## Texte à lire
──────────
M. [B] n'a pas constitué avocat, la déclaration d'appel lui ayant été signifiée à personne le 11 janvier 2021.

La mise en état a été clôturée le 23 février 2022.

Pour plus ample exposé des prétentions et moyens, il est référé aux dernières écritures des parties.

MOTIVATION

1. Sur la déchéance du terme

Au visa des articles 1217 du code civil, L. 311-22 devenu L. 312-36 du code de la consommation, le premier juge a estimé que, s'agissant d'une condition d'exigibilité de la créance qui entre dans l'appréciation du bien-fondé de la créance, il appartient au juge de vérifier l'existence d'une mise en demeure préalable à la déchéance du terme, qu'en l'espèce, si le contrat de crédit en cause prévoit que le prêteur peut résilier ce contrat de plein droit, sans formalité préalable, notamment en cas de défaillance de l'emprunteur, une telle clause dé déchéance automatique est par nature contraire aux dispositions de l'article L. 311-22 devenu L. 312-36 du code de la consommation qui impose avant toute déchéance du terme un avertissement sur le risque encouru et que la société Financo ne justifiait pas de l'envoi de la mise en demeure préalable du 16 décembre 2016 avant la déchéance du terme prononcée le 6 août 2019.
──────────
## Liste des tâches
- A) Les affirmations suivantes concordent-elles avec l'extrait de décision d'appel ? Répondez par oui ou non pour chacune, avec les mots décisifs du texte cités tels quels : (i) M. [B] a constitué avocat ; (ii) la mise en état a été clôturée le 23 février 2022 ; (iii) la société Financo a justifié de l'envoi de la mise en demeure préalable.
- B) D'après l'extrait de décision d'appel, à quelle date la déchéance du terme a-t-elle été prononcée ?
- C) Poursuivez l'extrait de décision d'appel sur la déchéance du terme à partir de sa dernière phrase.

## Lignes de données
──────────
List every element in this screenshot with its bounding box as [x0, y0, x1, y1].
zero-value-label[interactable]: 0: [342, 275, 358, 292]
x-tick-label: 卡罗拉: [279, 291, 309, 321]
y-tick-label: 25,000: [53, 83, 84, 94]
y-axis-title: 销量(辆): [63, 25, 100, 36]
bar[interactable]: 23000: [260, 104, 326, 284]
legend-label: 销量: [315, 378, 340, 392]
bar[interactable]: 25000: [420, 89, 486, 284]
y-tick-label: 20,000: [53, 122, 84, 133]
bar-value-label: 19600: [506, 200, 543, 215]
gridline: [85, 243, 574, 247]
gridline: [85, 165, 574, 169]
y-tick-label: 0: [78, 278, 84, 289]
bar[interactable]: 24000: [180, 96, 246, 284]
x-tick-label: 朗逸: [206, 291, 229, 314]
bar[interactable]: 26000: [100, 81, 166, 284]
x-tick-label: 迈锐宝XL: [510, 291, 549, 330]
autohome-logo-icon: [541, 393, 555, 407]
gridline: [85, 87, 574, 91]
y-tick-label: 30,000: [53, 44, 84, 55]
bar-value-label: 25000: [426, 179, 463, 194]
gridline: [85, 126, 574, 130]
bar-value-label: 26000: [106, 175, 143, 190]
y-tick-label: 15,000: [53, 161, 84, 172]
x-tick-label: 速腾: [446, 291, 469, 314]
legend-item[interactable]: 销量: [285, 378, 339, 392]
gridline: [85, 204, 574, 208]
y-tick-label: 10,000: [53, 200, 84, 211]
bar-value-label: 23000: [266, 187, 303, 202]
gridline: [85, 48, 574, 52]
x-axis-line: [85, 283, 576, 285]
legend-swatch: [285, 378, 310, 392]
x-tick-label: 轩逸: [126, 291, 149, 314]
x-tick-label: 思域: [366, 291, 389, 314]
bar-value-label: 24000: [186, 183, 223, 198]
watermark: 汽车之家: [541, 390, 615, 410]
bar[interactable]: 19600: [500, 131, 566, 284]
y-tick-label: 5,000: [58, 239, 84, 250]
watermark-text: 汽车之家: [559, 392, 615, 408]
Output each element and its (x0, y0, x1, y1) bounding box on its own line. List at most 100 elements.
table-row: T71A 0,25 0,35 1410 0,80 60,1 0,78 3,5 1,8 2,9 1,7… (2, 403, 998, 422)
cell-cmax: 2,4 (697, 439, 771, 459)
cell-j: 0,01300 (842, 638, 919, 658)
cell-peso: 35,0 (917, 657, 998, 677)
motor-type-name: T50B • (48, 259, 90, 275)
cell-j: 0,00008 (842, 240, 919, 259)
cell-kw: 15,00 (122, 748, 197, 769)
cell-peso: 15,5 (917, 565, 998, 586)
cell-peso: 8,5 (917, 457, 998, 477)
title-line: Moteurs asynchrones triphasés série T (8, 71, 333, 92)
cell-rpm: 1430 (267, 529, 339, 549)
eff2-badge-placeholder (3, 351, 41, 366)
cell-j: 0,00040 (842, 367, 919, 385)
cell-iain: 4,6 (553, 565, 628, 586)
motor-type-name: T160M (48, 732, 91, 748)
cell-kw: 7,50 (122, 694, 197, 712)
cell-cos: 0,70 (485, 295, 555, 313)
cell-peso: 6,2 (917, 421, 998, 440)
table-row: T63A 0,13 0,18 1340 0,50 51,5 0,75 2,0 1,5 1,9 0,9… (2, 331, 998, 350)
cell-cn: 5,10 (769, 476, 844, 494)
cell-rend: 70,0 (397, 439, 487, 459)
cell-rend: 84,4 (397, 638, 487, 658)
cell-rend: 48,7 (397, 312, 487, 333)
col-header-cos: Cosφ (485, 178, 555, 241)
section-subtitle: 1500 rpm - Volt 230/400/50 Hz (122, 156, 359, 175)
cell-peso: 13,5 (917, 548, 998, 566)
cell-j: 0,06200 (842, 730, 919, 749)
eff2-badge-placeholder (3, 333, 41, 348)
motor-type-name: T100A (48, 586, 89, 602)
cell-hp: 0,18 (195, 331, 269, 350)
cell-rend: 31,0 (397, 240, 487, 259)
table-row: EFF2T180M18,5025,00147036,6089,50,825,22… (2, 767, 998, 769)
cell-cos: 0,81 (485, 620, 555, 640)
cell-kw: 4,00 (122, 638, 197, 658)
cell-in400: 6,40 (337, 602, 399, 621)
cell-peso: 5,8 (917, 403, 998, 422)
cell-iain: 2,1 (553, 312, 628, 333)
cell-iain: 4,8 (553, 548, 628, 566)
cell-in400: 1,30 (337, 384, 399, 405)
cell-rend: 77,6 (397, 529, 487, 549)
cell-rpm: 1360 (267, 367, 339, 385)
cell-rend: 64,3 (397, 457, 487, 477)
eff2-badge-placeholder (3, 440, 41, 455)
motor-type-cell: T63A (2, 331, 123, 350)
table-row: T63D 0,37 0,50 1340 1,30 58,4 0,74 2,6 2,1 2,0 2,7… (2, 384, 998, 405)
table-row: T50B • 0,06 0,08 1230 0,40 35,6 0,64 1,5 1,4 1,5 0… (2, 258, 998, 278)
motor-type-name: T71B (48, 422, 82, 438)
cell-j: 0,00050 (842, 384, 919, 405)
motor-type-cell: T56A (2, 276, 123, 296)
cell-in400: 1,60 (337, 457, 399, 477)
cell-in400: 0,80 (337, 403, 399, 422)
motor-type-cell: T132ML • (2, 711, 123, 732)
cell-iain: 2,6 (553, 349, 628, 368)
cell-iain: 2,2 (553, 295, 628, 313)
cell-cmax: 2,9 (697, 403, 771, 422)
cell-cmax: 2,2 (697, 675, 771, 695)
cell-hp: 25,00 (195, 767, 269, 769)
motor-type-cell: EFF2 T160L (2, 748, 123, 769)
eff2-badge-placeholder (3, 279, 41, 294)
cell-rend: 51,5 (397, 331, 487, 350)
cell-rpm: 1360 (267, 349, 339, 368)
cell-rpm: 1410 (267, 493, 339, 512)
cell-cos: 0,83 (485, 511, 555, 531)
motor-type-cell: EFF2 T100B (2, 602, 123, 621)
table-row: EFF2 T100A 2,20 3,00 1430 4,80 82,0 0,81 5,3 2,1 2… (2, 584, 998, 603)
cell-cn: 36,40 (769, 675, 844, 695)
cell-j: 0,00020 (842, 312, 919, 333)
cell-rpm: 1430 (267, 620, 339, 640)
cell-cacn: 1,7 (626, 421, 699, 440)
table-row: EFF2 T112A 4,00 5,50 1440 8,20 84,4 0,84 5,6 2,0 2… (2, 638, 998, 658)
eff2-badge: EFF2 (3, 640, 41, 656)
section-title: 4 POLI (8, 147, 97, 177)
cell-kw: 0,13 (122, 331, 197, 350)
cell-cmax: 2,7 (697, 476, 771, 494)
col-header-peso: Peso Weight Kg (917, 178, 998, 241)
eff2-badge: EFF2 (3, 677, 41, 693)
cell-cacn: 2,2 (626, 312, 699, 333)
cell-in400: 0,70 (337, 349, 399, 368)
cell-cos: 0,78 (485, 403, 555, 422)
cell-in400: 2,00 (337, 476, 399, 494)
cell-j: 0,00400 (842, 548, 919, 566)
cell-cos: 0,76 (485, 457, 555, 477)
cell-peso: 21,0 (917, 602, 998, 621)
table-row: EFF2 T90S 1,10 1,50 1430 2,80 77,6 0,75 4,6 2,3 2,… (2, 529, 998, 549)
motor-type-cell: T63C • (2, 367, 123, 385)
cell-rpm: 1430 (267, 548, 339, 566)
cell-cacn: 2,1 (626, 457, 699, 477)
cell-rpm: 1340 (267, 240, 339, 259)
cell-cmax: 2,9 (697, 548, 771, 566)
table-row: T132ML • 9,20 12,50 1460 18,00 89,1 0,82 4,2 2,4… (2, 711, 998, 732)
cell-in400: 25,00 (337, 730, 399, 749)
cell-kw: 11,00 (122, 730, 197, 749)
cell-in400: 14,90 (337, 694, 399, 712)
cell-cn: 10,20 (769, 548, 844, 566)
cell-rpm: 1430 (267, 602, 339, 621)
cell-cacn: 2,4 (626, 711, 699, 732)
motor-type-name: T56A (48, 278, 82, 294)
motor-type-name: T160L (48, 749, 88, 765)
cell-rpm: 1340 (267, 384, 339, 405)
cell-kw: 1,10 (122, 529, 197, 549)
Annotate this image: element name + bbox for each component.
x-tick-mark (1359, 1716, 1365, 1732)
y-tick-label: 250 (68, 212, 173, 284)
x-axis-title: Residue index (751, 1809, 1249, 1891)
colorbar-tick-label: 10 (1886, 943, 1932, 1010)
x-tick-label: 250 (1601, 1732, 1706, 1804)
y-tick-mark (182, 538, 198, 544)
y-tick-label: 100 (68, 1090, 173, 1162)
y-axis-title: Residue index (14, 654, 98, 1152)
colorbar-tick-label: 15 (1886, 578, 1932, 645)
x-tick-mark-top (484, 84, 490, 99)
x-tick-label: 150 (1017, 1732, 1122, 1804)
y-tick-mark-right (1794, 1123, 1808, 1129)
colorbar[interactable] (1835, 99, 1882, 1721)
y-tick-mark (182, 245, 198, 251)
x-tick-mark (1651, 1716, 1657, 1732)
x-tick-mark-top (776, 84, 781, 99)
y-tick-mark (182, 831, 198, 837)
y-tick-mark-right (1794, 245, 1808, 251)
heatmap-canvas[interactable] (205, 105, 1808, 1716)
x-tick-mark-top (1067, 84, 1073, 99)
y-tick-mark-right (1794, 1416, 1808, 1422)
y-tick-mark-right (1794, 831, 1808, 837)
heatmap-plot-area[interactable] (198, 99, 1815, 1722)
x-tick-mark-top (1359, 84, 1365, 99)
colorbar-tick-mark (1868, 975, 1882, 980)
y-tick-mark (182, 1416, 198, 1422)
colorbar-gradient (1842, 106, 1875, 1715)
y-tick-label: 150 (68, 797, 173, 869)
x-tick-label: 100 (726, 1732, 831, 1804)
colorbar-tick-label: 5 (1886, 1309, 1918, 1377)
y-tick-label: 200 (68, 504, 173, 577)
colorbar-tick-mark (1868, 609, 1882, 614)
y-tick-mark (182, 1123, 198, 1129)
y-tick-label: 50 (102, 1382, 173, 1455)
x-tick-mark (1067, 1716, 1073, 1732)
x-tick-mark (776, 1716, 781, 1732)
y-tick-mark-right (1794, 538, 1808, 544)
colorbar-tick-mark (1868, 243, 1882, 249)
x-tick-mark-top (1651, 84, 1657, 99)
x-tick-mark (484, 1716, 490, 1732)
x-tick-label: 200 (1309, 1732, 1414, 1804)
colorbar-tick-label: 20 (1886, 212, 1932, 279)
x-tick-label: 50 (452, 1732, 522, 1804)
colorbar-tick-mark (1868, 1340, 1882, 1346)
──────────
## Réponses par tâche
- A)
(i) Non : « M. [B] n'a pas constitué avocat ».
(ii) Oui : « La mise en état a été clôturée le 23 février 2022 ».
(iii) Non : « la société Financo ne justifiait pas de l'envoi de la mise en demeure préalable du 16 décembre 2016 ».

- B) Le 6 août 2019.

- C)
Cependant, comme le soutient à bon droit l'intimée, si selon l'article L. 141-4 devenu R. 632-1 du code de la consommation le juge peut soulever d'office toutes les dispositions de ce code dans les litiges nés de son application, il n'entre pas dans les pouvoirs du juge de relever d'office le moyen tiré de l'absence de mise en demeure préalable à la déchéance du terme résultant de l'application des dispositions du code civil et non du code de la consommation, édictées dans le seul intérêt du débiteur auquel il appartient de s'en prévaloir et qui ne revêt aucun caractère d'ordre public.

En l'espèce, le premier juge a excédé ses pouvoirs en soulevant d'office le moyen tiré de l'absence de mise en demeure préalable à la déchéance du terme, alors qu'il ressort des énonciations du jugement entrepris que M. [B], comparant, avait indiqué qu'il ne contestait pas la dette.

La société Financo justifie avoir adressé le 6 août 2019 à M. [B] une lettre l'informant de la déchéance du terme du contrat de crédit en cause au 22 mai 2017, et ce conformément aux conditions générales du prêt en cause prévoyant la résiliation plein droit de ce prêt en cas de défaillance de l'emprunteur, de sorte que la déchéance du terme doit être constatée au 22 mai 2017.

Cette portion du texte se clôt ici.